=== EXERCISE BRIEF ===
Extract, exactly as written, all lines of the material below from the line that includes "OCR this image." through its last line.

=== PROVIDED DATA ===
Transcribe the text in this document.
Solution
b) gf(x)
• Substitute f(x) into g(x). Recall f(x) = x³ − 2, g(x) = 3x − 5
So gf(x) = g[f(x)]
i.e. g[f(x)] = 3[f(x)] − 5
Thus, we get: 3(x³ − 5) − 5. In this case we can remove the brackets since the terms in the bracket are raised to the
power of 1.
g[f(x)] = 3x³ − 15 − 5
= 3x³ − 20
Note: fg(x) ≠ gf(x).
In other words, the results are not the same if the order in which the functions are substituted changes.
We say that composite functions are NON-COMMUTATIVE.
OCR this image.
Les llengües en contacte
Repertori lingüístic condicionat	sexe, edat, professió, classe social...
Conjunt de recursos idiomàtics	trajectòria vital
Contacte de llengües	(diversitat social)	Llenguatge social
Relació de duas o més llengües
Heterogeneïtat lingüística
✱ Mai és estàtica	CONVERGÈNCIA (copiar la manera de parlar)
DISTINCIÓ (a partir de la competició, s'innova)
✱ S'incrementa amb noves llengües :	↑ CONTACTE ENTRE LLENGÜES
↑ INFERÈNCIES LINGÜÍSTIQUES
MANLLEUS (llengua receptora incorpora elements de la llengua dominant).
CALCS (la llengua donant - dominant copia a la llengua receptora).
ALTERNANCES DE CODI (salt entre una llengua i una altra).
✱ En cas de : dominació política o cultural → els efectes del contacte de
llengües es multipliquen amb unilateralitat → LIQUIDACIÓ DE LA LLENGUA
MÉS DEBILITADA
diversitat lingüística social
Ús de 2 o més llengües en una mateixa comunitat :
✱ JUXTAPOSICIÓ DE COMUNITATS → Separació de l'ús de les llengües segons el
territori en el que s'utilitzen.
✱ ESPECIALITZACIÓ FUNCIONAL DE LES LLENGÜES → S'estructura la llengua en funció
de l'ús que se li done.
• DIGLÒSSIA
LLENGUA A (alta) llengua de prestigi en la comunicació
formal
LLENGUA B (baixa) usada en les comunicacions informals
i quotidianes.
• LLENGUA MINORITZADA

=== OUTPUT BELOW ===
OCR this image.
Les llengües en contacte
Repertori lingüístic condicionat	sexe, edat, professió, classe social...
Conjunt de recursos idiomàtics	trajectòria vital
Contacte de llengües	(diversitat social)	Llenguatge social
Relació de duas o més llengües
Heterogeneïtat lingüística
✱ Mai és estàtica	CONVERGÈNCIA (copiar la manera de parlar)
DISTINCIÓ (a partir de la competició, s'innova)
✱ S'incrementa amb noves llengües :	↑ CONTACTE ENTRE LLENGÜES
↑ INFERÈNCIES LINGÜÍSTIQUES
MANLLEUS (llengua receptora incorpora elements de la llengua dominant).
CALCS (la llengua donant - dominant copia a la llengua receptora).
ALTERNANCES DE CODI (salt entre una llengua i una altra).
✱ En cas de : dominació política o cultural → els efectes del contacte de
llengües es multipliquen amb unilateralitat → LIQUIDACIÓ DE LA LLENGUA
MÉS DEBILITADA
diversitat lingüística social
Ús de 2 o més llengües en una mateixa comunitat :
✱ JUXTAPOSICIÓ DE COMUNITATS → Separació de l'ús de les llengües segons el
territori en el que s'utilitzen.
✱ ESPECIALITZACIÓ FUNCIONAL DE LES LLENGÜES → S'estructura la llengua en funció
de l'ús que se li done.
• DIGLÒSSIA
LLENGUA A (alta) llengua de prestigi en la comunicació
formal
LLENGUA B (baixa) usada en les comunicacions informals
i quotidianes.
• LLENGUA MINORITZADA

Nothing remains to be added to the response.